▸ **THE EXERCISE**: Please retype the data in full and exactly; the pictures are not part of the copy.

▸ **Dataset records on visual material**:

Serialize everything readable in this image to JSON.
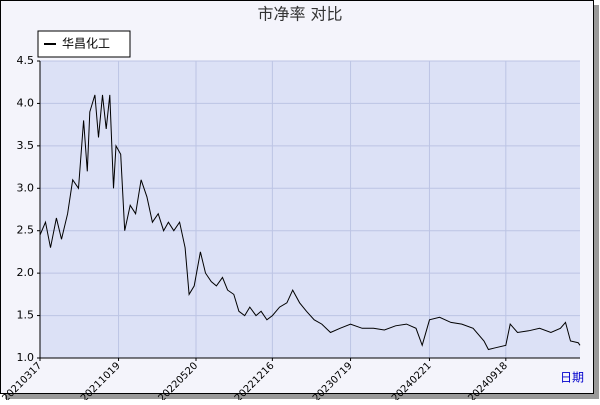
{
  "chart_data": {
    "type": "line",
    "title": "市净率 对比",
    "xlabel": "日期",
    "series": [
      {
        "name": "华昌化工",
        "color": "#000000",
        "x": [
          "20210317",
          "20210401",
          "20210415",
          "20210501",
          "20210515",
          "20210601",
          "20210615",
          "20210701",
          "20210715",
          "20210725",
          "20210801",
          "20210815",
          "20210825",
          "20210905",
          "20210915",
          "20210925",
          "20211005",
          "20211012",
          "20211025",
          "20211105",
          "20211120",
          "20211205",
          "20211220",
          "20220105",
          "20220120",
          "20220205",
          "20220220",
          "20220305",
          "20220320",
          "20220405",
          "20220420",
          "20220501",
          "20220515",
          "20220601",
          "20220615",
          "20220701",
          "20220715",
          "20220801",
          "20220815",
          "20220901",
          "20220915",
          "20221001",
          "20221015",
          "20221101",
          "20221115",
          "20221201",
          "20221216",
          "20230105",
          "20230125",
          "20230210",
          "20230301",
          "20230320",
          "20230410",
          "20230501",
          "20230525",
          "20230620",
          "20230719",
          "20230820",
          "20230920",
          "20231020",
          "20231120",
          "20231220",
          "20240115",
          "20240201",
          "20240221",
          "20240320",
          "20240420",
          "20240520",
          "20240620",
          "20240720",
          "20240801",
          "20240820",
          "20240918",
          "20240930",
          "20241020",
          "20241120",
          "20241220",
          "20250120",
          "20250215",
          "20250301",
          "20250315",
          "20250405",
          "20250410"
        ],
        "values": [
          2.45,
          2.6,
          2.3,
          2.65,
          2.4,
          2.7,
          3.1,
          3.0,
          3.8,
          3.2,
          3.9,
          4.1,
          3.6,
          4.1,
          3.7,
          4.1,
          3.0,
          3.5,
          3.4,
          2.5,
          2.8,
          2.7,
          3.1,
          2.9,
          2.6,
          2.7,
          2.5,
          2.6,
          2.5,
          2.6,
          2.3,
          1.75,
          1.85,
          2.25,
          2.0,
          1.9,
          1.85,
          1.95,
          1.8,
          1.75,
          1.55,
          1.5,
          1.6,
          1.5,
          1.55,
          1.45,
          1.5,
          1.6,
          1.65,
          1.8,
          1.65,
          1.55,
          1.45,
          1.4,
          1.3,
          1.35,
          1.4,
          1.35,
          1.35,
          1.33,
          1.38,
          1.4,
          1.35,
          1.15,
          1.45,
          1.48,
          1.42,
          1.4,
          1.35,
          1.2,
          1.1,
          1.12,
          1.15,
          1.4,
          1.3,
          1.32,
          1.35,
          1.3,
          1.35,
          1.42,
          1.2,
          1.18,
          1.15
        ]
      }
    ],
    "xlim": [
      "20210317",
      "20250410"
    ],
    "xticks": [
      "20210317",
      "20211019",
      "20220520",
      "20221216",
      "20230719",
      "20240221",
      "20240918"
    ],
    "ylim": [
      1,
      4.5
    ],
    "yticks": [
      {
        "value": 1,
        "label": "1.0"
      },
      {
        "value": 1.5,
        "label": "1.5"
      },
      {
        "value": 2,
        "label": "2.0"
      },
      {
        "value": 2.5,
        "label": "2.5"
      },
      {
        "value": 3,
        "label": "3.0"
      },
      {
        "value": 3.5,
        "label": "3.5"
      },
      {
        "value": 4,
        "label": "4.0"
      },
      {
        "value": 4.5,
        "label": "4.5"
      }
    ],
    "grid": true,
    "legend": "top-left"
  }
}
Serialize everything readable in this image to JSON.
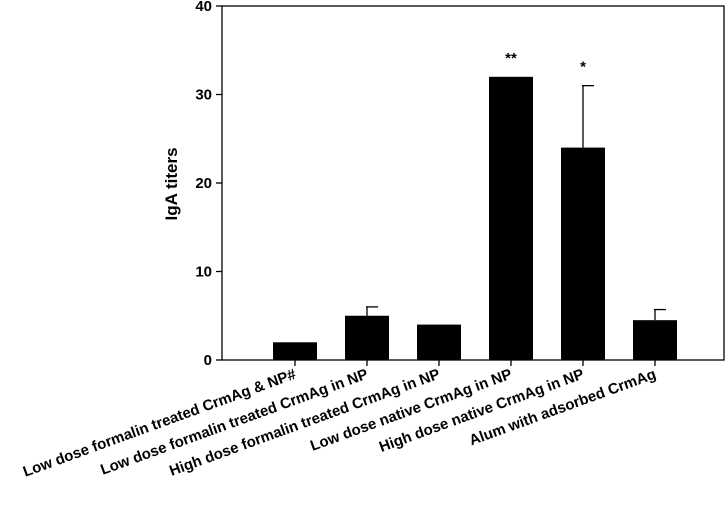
{
  "chart_data": {
    "type": "bar",
    "title": "",
    "ylabel": "IgA titers",
    "xlabel": "",
    "ylim": [
      0,
      40
    ],
    "yticks": [
      0,
      10,
      20,
      30,
      40
    ],
    "grid": false,
    "categories": [
      "Low dose formalin treated CrmAg & NP#",
      "Low dose formalin treated CrmAg in NP",
      "High dose formalin treated CrmAg in NP",
      "Low dose native CrmAg in NP",
      "High dose native CrmAg in NP",
      "Alum with adsorbed CrmAg"
    ],
    "values": [
      2,
      5,
      4,
      32,
      24,
      4.5
    ],
    "error_upper": [
      0,
      1,
      0,
      0,
      7,
      1.2
    ],
    "annotations": [
      "",
      "",
      "",
      "**",
      "*",
      ""
    ],
    "bar_color": "#000000"
  }
}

▸ **WRITTEN REPLY**:
Serialize everything readable in this image to JSON.
{
  "chart_data": {
    "type": "line",
    "title": "市净率 对比",
    "xlabel": "日期",
    "series": [
      {
        "name": "华昌化工",
        "color": "#000000",
        "x": [
          "20210317",
          "20210401",
          "20210415",
          "20210501",
          "20210515",
          "20210601",
          "20210615",
          "20210701",
          "20210715",
          "20210725",
          "20210801",
          "20210815",
          "20210825",
          "20210905",
          "20210915",
          "20210925",
          "20211005",
          "20211012",
          "20211025",
          "20211105",
          "20211120",
          "20211205",
          "20211220",
          "20220105",
          "20220120",
          "20220205",
          "20220220",
          "20220305",
          "20220320",
          "20220405",
          "20220420",
          "20220501",
          "20220515",
          "20220601",
          "20220615",
          "20220701",
          "20220715",
          "20220801",
          "20220815",
          "20220901",
          "20220915",
          "20221001",
          "20221015",
          "20221101",
          "20221115",
          "20221201",
          "20221216",
          "20230105",
          "20230125",
          "20230210",
          "20230301",
          "20230320",
          "20230410",
          "20230501",
          "20230525",
          "20230620",
          "20230719",
          "20230820",
          "20230920",
          "20231020",
          "20231120",
          "20231220",
          "20240115",
          "20240201",
          "20240221",
          "20240320",
          "20240420",
          "20240520",
          "20240620",
          "20240720",
          "20240801",
          "20240820",
          "20240918",
          "20240930",
          "20241020",
          "20241120",
          "20241220",
          "20250120",
          "20250215",
          "20250301",
          "20250315",
          "20250405",
          "20250410"
        ],
        "values": [
          2.45,
          2.6,
          2.3,
          2.65,
          2.4,
          2.7,
          3.1,
          3.0,
          3.8,
          3.2,
          3.9,
          4.1,
          3.6,
          4.1,
          3.7,
          4.1,
          3.0,
          3.5,
          3.4,
          2.5,
          2.8,
          2.7,
          3.1,
          2.9,
          2.6,
          2.7,
          2.5,
          2.6,
          2.5,
          2.6,
          2.3,
          1.75,
          1.85,
          2.25,
          2.0,
          1.9,
          1.85,
          1.95,
          1.8,
          1.75,
          1.55,
          1.5,
          1.6,
          1.5,
          1.55,
          1.45,
          1.5,
          1.6,
          1.65,
          1.8,
          1.65,
          1.55,
          1.45,
          1.4,
          1.3,
          1.35,
          1.4,
          1.35,
          1.35,
          1.33,
          1.38,
          1.4,
          1.35,
          1.15,
          1.45,
          1.48,
          1.42,
          1.4,
          1.35,
          1.2,
          1.1,
          1.12,
          1.15,
          1.4,
          1.3,
          1.32,
          1.35,
          1.3,
          1.35,
          1.42,
          1.2,
          1.18,
          1.15
        ]
      }
    ],
    "xlim": [
      "20210317",
      "20250410"
    ],
    "xticks": [
      "20210317",
      "20211019",
      "20220520",
      "20221216",
      "20230719",
      "20240221",
      "20240918"
    ],
    "ylim": [
      1,
      4.5
    ],
    "yticks": [
      {
        "value": 1,
        "label": "1.0"
      },
      {
        "value": 1.5,
        "label": "1.5"
      },
      {
        "value": 2,
        "label": "2.0"
      },
      {
        "value": 2.5,
        "label": "2.5"
      },
      {
        "value": 3,
        "label": "3.0"
      },
      {
        "value": 3.5,
        "label": "3.5"
      },
      {
        "value": 4,
        "label": "4.0"
      },
      {
        "value": 4.5,
        "label": "4.5"
      }
    ],
    "grid": true,
    "legend": "top-left"
  }
}
Serialize everything readable in this image to JSON.
{
  "chart_data": {
    "type": "bar",
    "title": "",
    "ylabel": "IgA titers",
    "xlabel": "",
    "ylim": [
      0,
      40
    ],
    "yticks": [
      0,
      10,
      20,
      30,
      40
    ],
    "grid": false,
    "categories": [
      "Low dose formalin treated CrmAg & NP#",
      "Low dose formalin treated CrmAg in NP",
      "High dose formalin treated CrmAg in NP",
      "Low dose native CrmAg in NP",
      "High dose native CrmAg in NP",
      "Alum with adsorbed CrmAg"
    ],
    "values": [
      2,
      5,
      4,
      32,
      24,
      4.5
    ],
    "error_upper": [
      0,
      1,
      0,
      0,
      7,
      1.2
    ],
    "annotations": [
      "",
      "",
      "",
      "**",
      "*",
      ""
    ],
    "bar_color": "#000000"
  }
}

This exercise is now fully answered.